● GIVEN RECORDS
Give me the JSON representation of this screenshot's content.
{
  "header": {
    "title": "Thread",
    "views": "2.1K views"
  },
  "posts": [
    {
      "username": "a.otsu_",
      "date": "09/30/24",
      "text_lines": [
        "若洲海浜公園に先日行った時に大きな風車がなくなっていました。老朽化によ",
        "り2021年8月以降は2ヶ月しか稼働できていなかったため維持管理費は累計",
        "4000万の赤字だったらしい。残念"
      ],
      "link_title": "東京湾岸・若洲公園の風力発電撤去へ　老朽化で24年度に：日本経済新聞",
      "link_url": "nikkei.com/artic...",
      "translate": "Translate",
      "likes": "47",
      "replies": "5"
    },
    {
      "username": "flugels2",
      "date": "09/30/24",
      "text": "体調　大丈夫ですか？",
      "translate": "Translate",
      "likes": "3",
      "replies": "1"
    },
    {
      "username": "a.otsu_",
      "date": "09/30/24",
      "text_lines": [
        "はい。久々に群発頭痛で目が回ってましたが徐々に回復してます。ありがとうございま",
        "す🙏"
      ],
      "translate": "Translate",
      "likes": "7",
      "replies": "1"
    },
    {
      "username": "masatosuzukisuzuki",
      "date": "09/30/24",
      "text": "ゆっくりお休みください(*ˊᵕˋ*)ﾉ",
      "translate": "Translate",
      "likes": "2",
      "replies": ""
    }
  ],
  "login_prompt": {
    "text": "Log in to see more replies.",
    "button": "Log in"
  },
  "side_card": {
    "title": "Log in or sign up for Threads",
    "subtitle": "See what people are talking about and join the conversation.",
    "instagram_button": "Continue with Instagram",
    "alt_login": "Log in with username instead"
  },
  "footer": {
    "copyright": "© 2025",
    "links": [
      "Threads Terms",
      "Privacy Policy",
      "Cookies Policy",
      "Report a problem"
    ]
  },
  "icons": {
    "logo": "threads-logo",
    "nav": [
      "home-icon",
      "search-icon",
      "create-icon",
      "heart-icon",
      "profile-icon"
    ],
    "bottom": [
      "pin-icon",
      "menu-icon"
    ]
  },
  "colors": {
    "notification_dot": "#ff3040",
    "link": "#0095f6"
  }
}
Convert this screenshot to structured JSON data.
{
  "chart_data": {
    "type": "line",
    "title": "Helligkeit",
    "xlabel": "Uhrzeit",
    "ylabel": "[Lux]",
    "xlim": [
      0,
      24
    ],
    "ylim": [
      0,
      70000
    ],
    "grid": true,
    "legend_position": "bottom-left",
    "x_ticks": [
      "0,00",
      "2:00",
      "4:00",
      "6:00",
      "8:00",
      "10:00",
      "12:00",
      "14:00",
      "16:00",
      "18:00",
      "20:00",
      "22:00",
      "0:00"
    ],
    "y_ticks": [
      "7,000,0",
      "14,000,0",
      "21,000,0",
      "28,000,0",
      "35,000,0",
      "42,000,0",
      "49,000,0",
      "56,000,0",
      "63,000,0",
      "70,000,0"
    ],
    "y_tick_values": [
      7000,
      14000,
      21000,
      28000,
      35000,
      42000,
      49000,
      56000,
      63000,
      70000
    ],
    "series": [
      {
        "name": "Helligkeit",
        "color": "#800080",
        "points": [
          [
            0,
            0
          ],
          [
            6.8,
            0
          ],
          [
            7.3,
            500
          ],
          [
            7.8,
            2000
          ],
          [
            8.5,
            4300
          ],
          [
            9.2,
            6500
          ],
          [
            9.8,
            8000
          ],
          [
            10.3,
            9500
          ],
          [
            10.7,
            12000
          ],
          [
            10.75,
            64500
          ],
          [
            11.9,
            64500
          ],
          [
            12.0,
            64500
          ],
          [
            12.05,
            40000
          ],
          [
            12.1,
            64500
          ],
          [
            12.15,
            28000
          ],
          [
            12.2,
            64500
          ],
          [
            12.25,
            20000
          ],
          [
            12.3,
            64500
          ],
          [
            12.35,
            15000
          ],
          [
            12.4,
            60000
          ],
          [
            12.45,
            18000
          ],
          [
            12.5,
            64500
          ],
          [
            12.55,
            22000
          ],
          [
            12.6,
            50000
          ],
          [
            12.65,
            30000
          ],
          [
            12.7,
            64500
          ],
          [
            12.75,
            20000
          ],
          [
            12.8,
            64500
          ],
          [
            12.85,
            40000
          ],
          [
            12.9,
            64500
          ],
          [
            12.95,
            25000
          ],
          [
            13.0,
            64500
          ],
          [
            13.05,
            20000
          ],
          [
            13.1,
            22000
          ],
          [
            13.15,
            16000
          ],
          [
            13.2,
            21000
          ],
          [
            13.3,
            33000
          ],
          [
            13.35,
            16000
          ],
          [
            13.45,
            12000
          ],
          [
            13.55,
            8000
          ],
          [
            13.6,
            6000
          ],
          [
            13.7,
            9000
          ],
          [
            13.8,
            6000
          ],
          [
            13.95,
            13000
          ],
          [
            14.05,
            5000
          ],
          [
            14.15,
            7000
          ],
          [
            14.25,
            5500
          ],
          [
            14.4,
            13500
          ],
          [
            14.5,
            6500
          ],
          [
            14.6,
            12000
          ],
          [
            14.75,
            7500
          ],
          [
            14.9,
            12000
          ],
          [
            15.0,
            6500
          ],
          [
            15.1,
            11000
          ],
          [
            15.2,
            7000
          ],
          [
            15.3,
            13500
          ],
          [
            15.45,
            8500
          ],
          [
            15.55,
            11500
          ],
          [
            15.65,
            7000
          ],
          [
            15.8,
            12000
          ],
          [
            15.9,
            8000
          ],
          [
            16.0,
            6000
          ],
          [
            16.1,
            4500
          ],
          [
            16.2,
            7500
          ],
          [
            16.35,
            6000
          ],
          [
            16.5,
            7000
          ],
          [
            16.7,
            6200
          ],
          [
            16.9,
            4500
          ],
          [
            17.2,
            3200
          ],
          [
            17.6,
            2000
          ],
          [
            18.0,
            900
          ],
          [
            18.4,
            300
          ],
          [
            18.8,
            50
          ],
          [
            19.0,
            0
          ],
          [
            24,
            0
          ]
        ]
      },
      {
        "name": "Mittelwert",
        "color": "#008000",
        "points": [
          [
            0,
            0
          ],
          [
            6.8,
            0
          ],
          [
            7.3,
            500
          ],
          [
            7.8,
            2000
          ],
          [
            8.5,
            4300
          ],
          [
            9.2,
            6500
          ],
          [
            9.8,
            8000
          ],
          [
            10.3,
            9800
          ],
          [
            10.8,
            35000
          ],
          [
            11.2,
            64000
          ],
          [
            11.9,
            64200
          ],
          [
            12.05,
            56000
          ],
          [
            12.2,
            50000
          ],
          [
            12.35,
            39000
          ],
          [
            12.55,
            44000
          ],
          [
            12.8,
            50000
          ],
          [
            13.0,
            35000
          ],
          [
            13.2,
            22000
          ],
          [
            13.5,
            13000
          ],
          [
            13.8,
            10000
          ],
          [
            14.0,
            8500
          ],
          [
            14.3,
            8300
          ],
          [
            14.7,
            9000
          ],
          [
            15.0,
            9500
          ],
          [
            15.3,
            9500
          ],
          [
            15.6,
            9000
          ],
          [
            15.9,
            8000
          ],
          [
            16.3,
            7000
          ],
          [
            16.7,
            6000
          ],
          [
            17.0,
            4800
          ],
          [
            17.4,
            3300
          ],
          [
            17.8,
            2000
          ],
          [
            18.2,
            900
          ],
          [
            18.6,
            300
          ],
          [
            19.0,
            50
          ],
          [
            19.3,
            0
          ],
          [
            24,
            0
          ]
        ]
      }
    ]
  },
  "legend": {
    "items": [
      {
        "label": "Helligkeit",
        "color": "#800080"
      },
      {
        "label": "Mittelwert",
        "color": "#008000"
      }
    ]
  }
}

● EXERCISE DESCRIPTION
Copy out all of the records shown above exactly.

● THE COMPLETED TASK
Give me the JSON representation of this screenshot's content.
{
  "header": {
    "title": "Thread",
    "views": "2.1K views"
  },
  "posts": [
    {
      "username": "a.otsu_",
      "date": "09/30/24",
      "text_lines": [
        "若洲海浜公園に先日行った時に大きな風車がなくなっていました。老朽化によ",
        "り2021年8月以降は2ヶ月しか稼働できていなかったため維持管理費は累計",
        "4000万の赤字だったらしい。残念"
      ],
      "link_title": "東京湾岸・若洲公園の風力発電撤去へ　老朽化で24年度に：日本経済新聞",
      "link_url": "nikkei.com/artic...",
      "translate": "Translate",
      "likes": "47",
      "replies": "5"
    },
    {
      "username": "flugels2",
      "date": "09/30/24",
      "text": "体調　大丈夫ですか？",
      "translate": "Translate",
      "likes": "3",
      "replies": "1"
    },
    {
      "username": "a.otsu_",
      "date": "09/30/24",
      "text_lines": [
        "はい。久々に群発頭痛で目が回ってましたが徐々に回復してます。ありがとうございま",
        "す🙏"
      ],
      "translate": "Translate",
      "likes": "7",
      "replies": "1"
    },
    {
      "username": "masatosuzukisuzuki",
      "date": "09/30/24",
      "text": "ゆっくりお休みください(*ˊᵕˋ*)ﾉ",
      "translate": "Translate",
      "likes": "2",
      "replies": ""
    }
  ],
  "login_prompt": {
    "text": "Log in to see more replies.",
    "button": "Log in"
  },
  "side_card": {
    "title": "Log in or sign up for Threads",
    "subtitle": "See what people are talking about and join the conversation.",
    "instagram_button": "Continue with Instagram",
    "alt_login": "Log in with username instead"
  },
  "footer": {
    "copyright": "© 2025",
    "links": [
      "Threads Terms",
      "Privacy Policy",
      "Cookies Policy",
      "Report a problem"
    ]
  },
  "icons": {
    "logo": "threads-logo",
    "nav": [
      "home-icon",
      "search-icon",
      "create-icon",
      "heart-icon",
      "profile-icon"
    ],
    "bottom": [
      "pin-icon",
      "menu-icon"
    ]
  },
  "colors": {
    "notification_dot": "#ff3040",
    "link": "#0095f6"
  }
}
Convert this screenshot to structured JSON data.
{
  "chart_data": {
    "type": "line",
    "title": "Helligkeit",
    "xlabel": "Uhrzeit",
    "ylabel": "[Lux]",
    "xlim": [
      0,
      24
    ],
    "ylim": [
      0,
      70000
    ],
    "grid": true,
    "legend_position": "bottom-left",
    "x_ticks": [
      "0,00",
      "2:00",
      "4:00",
      "6:00",
      "8:00",
      "10:00",
      "12:00",
      "14:00",
      "16:00",
      "18:00",
      "20:00",
      "22:00",
      "0:00"
    ],
    "y_ticks": [
      "7,000,0",
      "14,000,0",
      "21,000,0",
      "28,000,0",
      "35,000,0",
      "42,000,0",
      "49,000,0",
      "56,000,0",
      "63,000,0",
      "70,000,0"
    ],
    "y_tick_values": [
      7000,
      14000,
      21000,
      28000,
      35000,
      42000,
      49000,
      56000,
      63000,
      70000
    ],
    "series": [
      {
        "name": "Helligkeit",
        "color": "#800080",
        "points": [
          [
            0,
            0
          ],
          [
            6.8,
            0
          ],
          [
            7.3,
            500
          ],
          [
            7.8,
            2000
          ],
          [
            8.5,
            4300
          ],
          [
            9.2,
            6500
          ],
          [
            9.8,
            8000
          ],
          [
            10.3,
            9500
          ],
          [
            10.7,
            12000
          ],
          [
            10.75,
            64500
          ],
          [
            11.9,
            64500
          ],
          [
            12.0,
            64500
          ],
          [
            12.05,
            40000
          ],
          [
            12.1,
            64500
          ],
          [
            12.15,
            28000
          ],
          [
            12.2,
            64500
          ],
          [
            12.25,
            20000
          ],
          [
            12.3,
            64500
          ],
          [
            12.35,
            15000
          ],
          [
            12.4,
            60000
          ],
          [
            12.45,
            18000
          ],
          [
            12.5,
            64500
          ],
          [
            12.55,
            22000
          ],
          [
            12.6,
            50000
          ],
          [
            12.65,
            30000
          ],
          [
            12.7,
            64500
          ],
          [
            12.75,
            20000
          ],
          [
            12.8,
            64500
          ],
          [
            12.85,
            40000
          ],
          [
            12.9,
            64500
          ],
          [
            12.95,
            25000
          ],
          [
            13.0,
            64500
          ],
          [
            13.05,
            20000
          ],
          [
            13.1,
            22000
          ],
          [
            13.15,
            16000
          ],
          [
            13.2,
            21000
          ],
          [
            13.3,
            33000
          ],
          [
            13.35,
            16000
          ],
          [
            13.45,
            12000
          ],
          [
            13.55,
            8000
          ],
          [
            13.6,
            6000
          ],
          [
            13.7,
            9000
          ],
          [
            13.8,
            6000
          ],
          [
            13.95,
            13000
          ],
          [
            14.05,
            5000
          ],
          [
            14.15,
            7000
          ],
          [
            14.25,
            5500
          ],
          [
            14.4,
            13500
          ],
          [
            14.5,
            6500
          ],
          [
            14.6,
            12000
          ],
          [
            14.75,
            7500
          ],
          [
            14.9,
            12000
          ],
          [
            15.0,
            6500
          ],
          [
            15.1,
            11000
          ],
          [
            15.2,
            7000
          ],
          [
            15.3,
            13500
          ],
          [
            15.45,
            8500
          ],
          [
            15.55,
            11500
          ],
          [
            15.65,
            7000
          ],
          [
            15.8,
            12000
          ],
          [
            15.9,
            8000
          ],
          [
            16.0,
            6000
          ],
          [
            16.1,
            4500
          ],
          [
            16.2,
            7500
          ],
          [
            16.35,
            6000
          ],
          [
            16.5,
            7000
          ],
          [
            16.7,
            6200
          ],
          [
            16.9,
            4500
          ],
          [
            17.2,
            3200
          ],
          [
            17.6,
            2000
          ],
          [
            18.0,
            900
          ],
          [
            18.4,
            300
          ],
          [
            18.8,
            50
          ],
          [
            19.0,
            0
          ],
          [
            24,
            0
          ]
        ]
      },
      {
        "name": "Mittelwert",
        "color": "#008000",
        "points": [
          [
            0,
            0
          ],
          [
            6.8,
            0
          ],
          [
            7.3,
            500
          ],
          [
            7.8,
            2000
          ],
          [
            8.5,
            4300
          ],
          [
            9.2,
            6500
          ],
          [
            9.8,
            8000
          ],
          [
            10.3,
            9800
          ],
          [
            10.8,
            35000
          ],
          [
            11.2,
            64000
          ],
          [
            11.9,
            64200
          ],
          [
            12.05,
            56000
          ],
          [
            12.2,
            50000
          ],
          [
            12.35,
            39000
          ],
          [
            12.55,
            44000
          ],
          [
            12.8,
            50000
          ],
          [
            13.0,
            35000
          ],
          [
            13.2,
            22000
          ],
          [
            13.5,
            13000
          ],
          [
            13.8,
            10000
          ],
          [
            14.0,
            8500
          ],
          [
            14.3,
            8300
          ],
          [
            14.7,
            9000
          ],
          [
            15.0,
            9500
          ],
          [
            15.3,
            9500
          ],
          [
            15.6,
            9000
          ],
          [
            15.9,
            8000
          ],
          [
            16.3,
            7000
          ],
          [
            16.7,
            6000
          ],
          [
            17.0,
            4800
          ],
          [
            17.4,
            3300
          ],
          [
            17.8,
            2000
          ],
          [
            18.2,
            900
          ],
          [
            18.6,
            300
          ],
          [
            19.0,
            50
          ],
          [
            19.3,
            0
          ],
          [
            24,
            0
          ]
        ]
      }
    ]
  },
  "legend": {
    "items": [
      {
        "label": "Helligkeit",
        "color": "#800080"
      },
      {
        "label": "Mittelwert",
        "color": "#008000"
      }
    ]
  }
}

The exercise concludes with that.